Extracted records ::
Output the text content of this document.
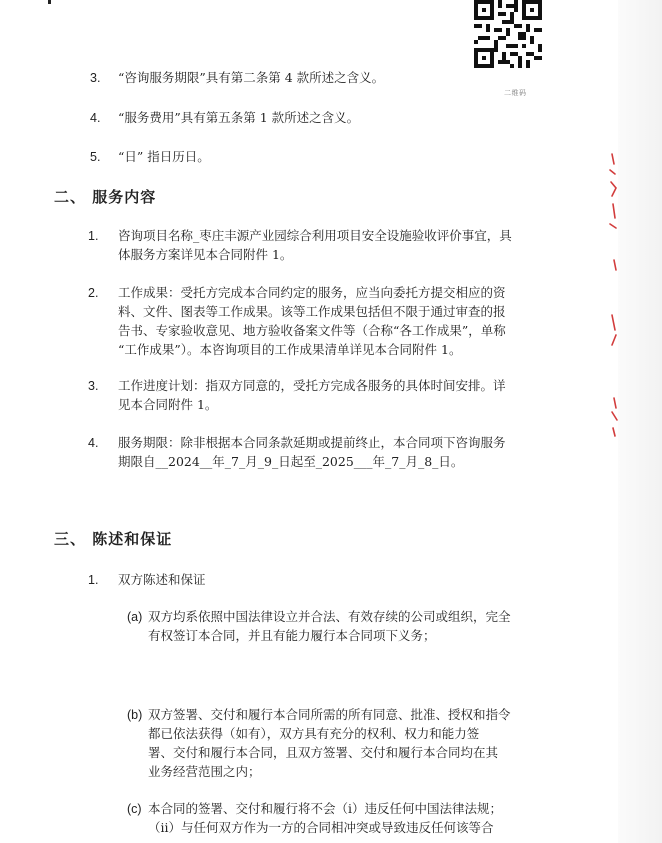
二维码
3. “咨询服务期限”具有第二条第 4 款所述之含义。
4. “服务费用”具有第五条第 1 款所述之含义。
5. “日” 指日历日。
二、 服务内容
1. 咨询项目名称_枣庄丰源产业园综合利用项目安全设施验收评价事宜，具
体服务方案详见本合同附件 1。
2. 工作成果：受托方完成本合同约定的服务，应当向委托方提交相应的资
料、文件、图表等工作成果。该等工作成果包括但不限于通过审查的报
告书、专家验收意见、地方验收备案文件等（合称“各工作成果”，单称
“工作成果”）。本咨询项目的工作成果清单详见本合同附件 1。
3. 工作进度计划：指双方同意的，受托方完成各服务的具体时间安排。详
见本合同附件 1。
4. 服务期限：除非根据本合同条款延期或提前终止，本合同项下咨询服务
期限自__2024__年_7_月_9_日起至_2025___年_7_月_8_日。
三、 陈述和保证
1. 双方陈述和保证
(a) 双方均系依照中国法律设立并合法、有效存续的公司或组织，完全
有权签订本合同，并且有能力履行本合同项下义务；
(b) 双方签署、交付和履行本合同所需的所有同意、批准、授权和指令
都已依法获得（如有），双方具有充分的权利、权力和能力签
署、交付和履行本合同，且双方签署、交付和履行本合同均在其
业务经营范围之内；
(c) 本合同的签署、交付和履行将不会（i）违反任何中国法律法规；
（ii）与任何双方作为一方的合同相冲突或导致违反任何该等合
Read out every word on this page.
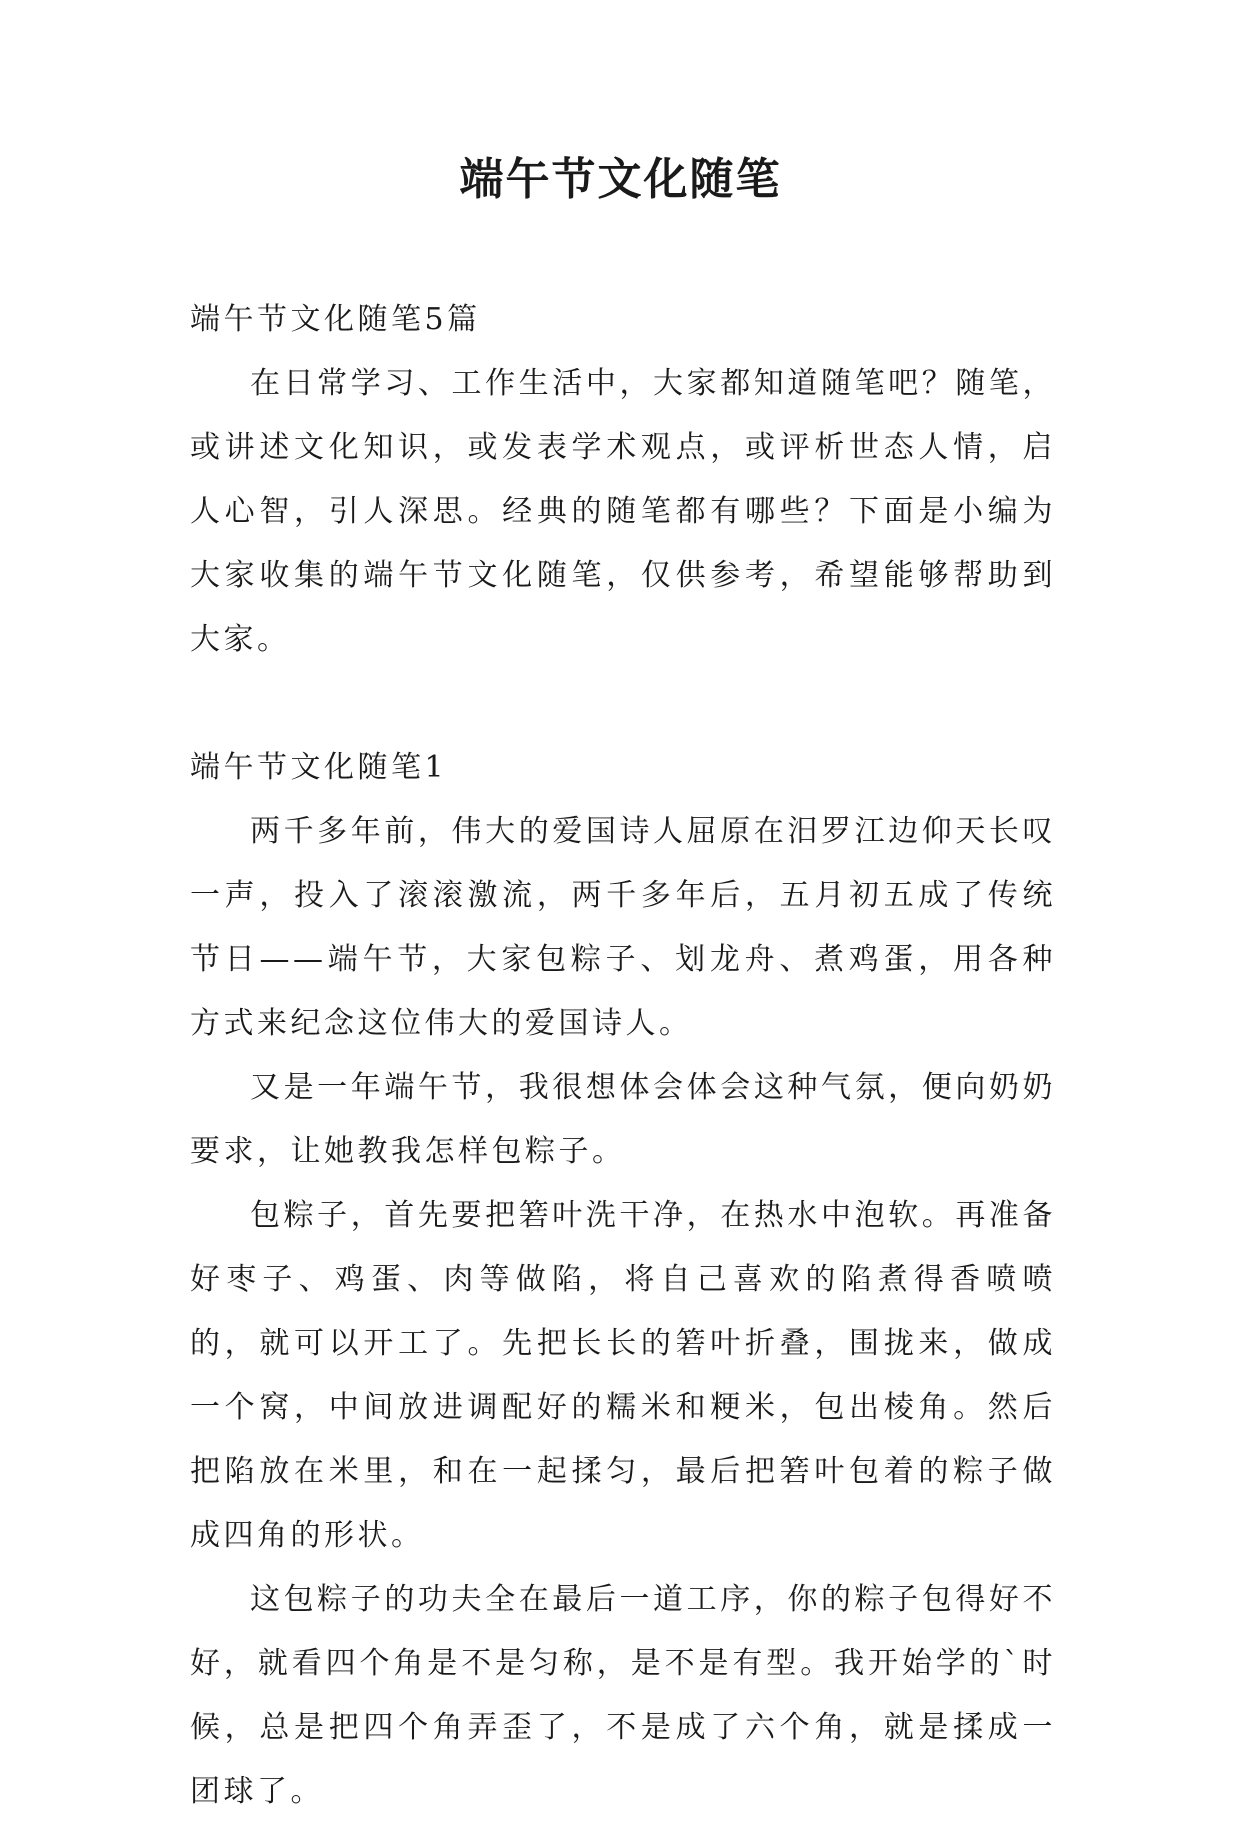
端午节文化随笔

端午节文化随笔5篇

在日常学习、工作生活中，大家都知道随笔吧？随笔，或讲述文化知识，或发表学术观点，或评析世态人情，启人心智，引人深思。经典的随笔都有哪些？下面是小编为大家收集的端午节文化随笔，仅供参考，希望能够帮助到大家。

端午节文化随笔1

两千多年前，伟大的爱国诗人屈原在汨罗江边仰天长叹一声，投入了滚滚激流，两千多年后，五月初五成了传统节日——端午节，大家包粽子、划龙舟、煮鸡蛋，用各种方式来纪念这位伟大的爱国诗人。

又是一年端午节，我很想体会体会这种气氛，便向奶奶要求，让她教我怎样包粽子。

包粽子，首先要把箬叶洗干净，在热水中泡软。再准备好枣子、鸡蛋、肉等做陷，将自己喜欢的陷煮得香喷喷的，就可以开工了。先把长长的箬叶折叠，围拢来，做成一个窝，中间放进调配好的糯米和粳米，包出棱角。然后把陷放在米里，和在一起揉匀，最后把箬叶包着的粽子做成四角的形状。

这包粽子的功夫全在最后一道工序，你的粽子包得好不好，就看四个角是不是匀称，是不是有型。我开始学的`时候，总是把四个角弄歪了，不是成了六个角，就是揉成一团球了。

Task to carry out ::
Omitting all images, print the listing exactly.

The solution ::
Output the text content of this document.
二维码
3. “咨询服务期限”具有第二条第 4 款所述之含义。
4. “服务费用”具有第五条第 1 款所述之含义。
5. “日” 指日历日。
二、 服务内容
1. 咨询项目名称_枣庄丰源产业园综合利用项目安全设施验收评价事宜，具
体服务方案详见本合同附件 1。
2. 工作成果：受托方完成本合同约定的服务，应当向委托方提交相应的资
料、文件、图表等工作成果。该等工作成果包括但不限于通过审查的报
告书、专家验收意见、地方验收备案文件等（合称“各工作成果”，单称
“工作成果”）。本咨询项目的工作成果清单详见本合同附件 1。
3. 工作进度计划：指双方同意的，受托方完成各服务的具体时间安排。详
见本合同附件 1。
4. 服务期限：除非根据本合同条款延期或提前终止，本合同项下咨询服务
期限自__2024__年_7_月_9_日起至_2025___年_7_月_8_日。
三、 陈述和保证
1. 双方陈述和保证
(a) 双方均系依照中国法律设立并合法、有效存续的公司或组织，完全
有权签订本合同，并且有能力履行本合同项下义务；
(b) 双方签署、交付和履行本合同所需的所有同意、批准、授权和指令
都已依法获得（如有），双方具有充分的权利、权力和能力签
署、交付和履行本合同，且双方签署、交付和履行本合同均在其
业务经营范围之内；
(c) 本合同的签署、交付和履行将不会（i）违反任何中国法律法规；
（ii）与任何双方作为一方的合同相冲突或导致违反任何该等合
Read out every word on this page.
端午节文化随笔

端午节文化随笔5篇

在日常学习、工作生活中，大家都知道随笔吧？随笔，或讲述文化知识，或发表学术观点，或评析世态人情，启人心智，引人深思。经典的随笔都有哪些？下面是小编为大家收集的端午节文化随笔，仅供参考，希望能够帮助到大家。

端午节文化随笔1

两千多年前，伟大的爱国诗人屈原在汨罗江边仰天长叹一声，投入了滚滚激流，两千多年后，五月初五成了传统节日——端午节，大家包粽子、划龙舟、煮鸡蛋，用各种方式来纪念这位伟大的爱国诗人。

又是一年端午节，我很想体会体会这种气氛，便向奶奶要求，让她教我怎样包粽子。

包粽子，首先要把箬叶洗干净，在热水中泡软。再准备好枣子、鸡蛋、肉等做陷，将自己喜欢的陷煮得香喷喷的，就可以开工了。先把长长的箬叶折叠，围拢来，做成一个窝，中间放进调配好的糯米和粳米，包出棱角。然后把陷放在米里，和在一起揉匀，最后把箬叶包着的粽子做成四角的形状。

这包粽子的功夫全在最后一道工序，你的粽子包得好不好，就看四个角是不是匀称，是不是有型。我开始学的`时候，总是把四个角弄歪了，不是成了六个角，就是揉成一团球了。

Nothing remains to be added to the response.